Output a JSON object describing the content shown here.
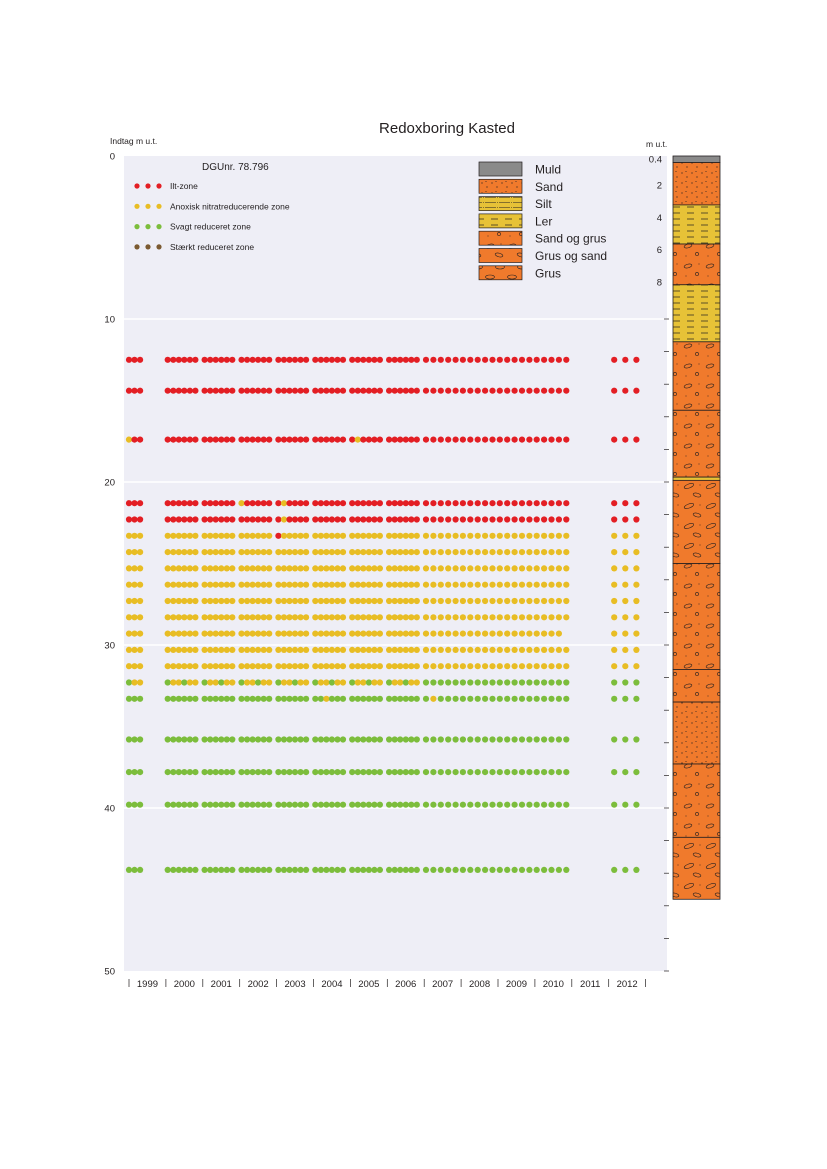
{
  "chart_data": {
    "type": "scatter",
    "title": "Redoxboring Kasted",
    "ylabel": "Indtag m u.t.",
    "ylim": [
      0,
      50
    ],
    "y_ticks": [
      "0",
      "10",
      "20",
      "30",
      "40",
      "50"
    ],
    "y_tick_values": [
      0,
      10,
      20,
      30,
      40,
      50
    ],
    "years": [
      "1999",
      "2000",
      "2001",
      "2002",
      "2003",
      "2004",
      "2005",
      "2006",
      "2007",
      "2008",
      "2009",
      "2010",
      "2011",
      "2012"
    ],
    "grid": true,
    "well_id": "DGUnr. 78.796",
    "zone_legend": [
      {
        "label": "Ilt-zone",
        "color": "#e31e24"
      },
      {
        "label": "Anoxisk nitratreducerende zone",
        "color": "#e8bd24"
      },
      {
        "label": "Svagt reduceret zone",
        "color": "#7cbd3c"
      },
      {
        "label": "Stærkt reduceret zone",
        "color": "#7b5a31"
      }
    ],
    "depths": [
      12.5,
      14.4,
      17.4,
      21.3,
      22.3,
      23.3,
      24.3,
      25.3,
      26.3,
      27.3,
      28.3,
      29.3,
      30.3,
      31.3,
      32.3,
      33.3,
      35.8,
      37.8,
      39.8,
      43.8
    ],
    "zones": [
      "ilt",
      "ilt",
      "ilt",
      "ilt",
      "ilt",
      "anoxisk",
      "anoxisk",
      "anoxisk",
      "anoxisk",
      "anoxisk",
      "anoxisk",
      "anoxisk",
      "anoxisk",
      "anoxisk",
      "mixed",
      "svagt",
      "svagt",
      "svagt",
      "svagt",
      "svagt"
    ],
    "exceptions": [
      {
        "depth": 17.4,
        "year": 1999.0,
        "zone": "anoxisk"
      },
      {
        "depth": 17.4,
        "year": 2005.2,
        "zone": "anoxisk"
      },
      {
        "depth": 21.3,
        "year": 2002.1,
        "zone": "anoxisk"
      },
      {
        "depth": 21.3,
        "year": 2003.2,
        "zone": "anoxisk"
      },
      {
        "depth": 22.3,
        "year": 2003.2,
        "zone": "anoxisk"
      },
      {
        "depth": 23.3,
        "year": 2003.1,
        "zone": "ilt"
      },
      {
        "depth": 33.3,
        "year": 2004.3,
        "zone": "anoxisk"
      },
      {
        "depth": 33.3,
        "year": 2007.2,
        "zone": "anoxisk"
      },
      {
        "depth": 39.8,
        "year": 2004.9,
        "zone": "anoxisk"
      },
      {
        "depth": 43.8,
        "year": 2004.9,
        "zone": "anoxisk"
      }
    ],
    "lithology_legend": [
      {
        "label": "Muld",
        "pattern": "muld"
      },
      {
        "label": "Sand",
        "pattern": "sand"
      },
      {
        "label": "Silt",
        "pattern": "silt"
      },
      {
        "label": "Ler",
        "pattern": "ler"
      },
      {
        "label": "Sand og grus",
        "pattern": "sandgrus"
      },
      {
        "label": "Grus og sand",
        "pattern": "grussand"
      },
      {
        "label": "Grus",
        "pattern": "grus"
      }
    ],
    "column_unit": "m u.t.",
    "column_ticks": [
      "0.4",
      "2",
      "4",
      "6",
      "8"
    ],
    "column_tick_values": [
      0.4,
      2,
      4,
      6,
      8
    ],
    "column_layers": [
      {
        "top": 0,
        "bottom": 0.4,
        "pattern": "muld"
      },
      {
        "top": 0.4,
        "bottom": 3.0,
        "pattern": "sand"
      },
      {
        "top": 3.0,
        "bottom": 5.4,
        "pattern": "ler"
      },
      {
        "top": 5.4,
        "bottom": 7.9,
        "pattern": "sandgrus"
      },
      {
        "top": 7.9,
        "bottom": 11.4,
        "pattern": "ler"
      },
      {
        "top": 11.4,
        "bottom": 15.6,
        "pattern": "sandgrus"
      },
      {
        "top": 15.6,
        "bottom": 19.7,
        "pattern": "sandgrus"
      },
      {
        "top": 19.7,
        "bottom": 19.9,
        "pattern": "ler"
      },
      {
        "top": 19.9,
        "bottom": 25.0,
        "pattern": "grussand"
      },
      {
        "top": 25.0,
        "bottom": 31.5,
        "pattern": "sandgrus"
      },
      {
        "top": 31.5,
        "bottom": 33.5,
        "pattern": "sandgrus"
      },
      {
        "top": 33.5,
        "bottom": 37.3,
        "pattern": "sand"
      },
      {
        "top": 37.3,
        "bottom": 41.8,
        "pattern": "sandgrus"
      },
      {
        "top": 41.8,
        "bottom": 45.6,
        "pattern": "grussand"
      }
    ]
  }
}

• Prompt: Using the material above, gather every line that includes "color".

• Task response:
        "color": "#e31e24"
        "color": "#e8bd24"
        "color": "#7cbd3c"
        "color": "#7b5a31"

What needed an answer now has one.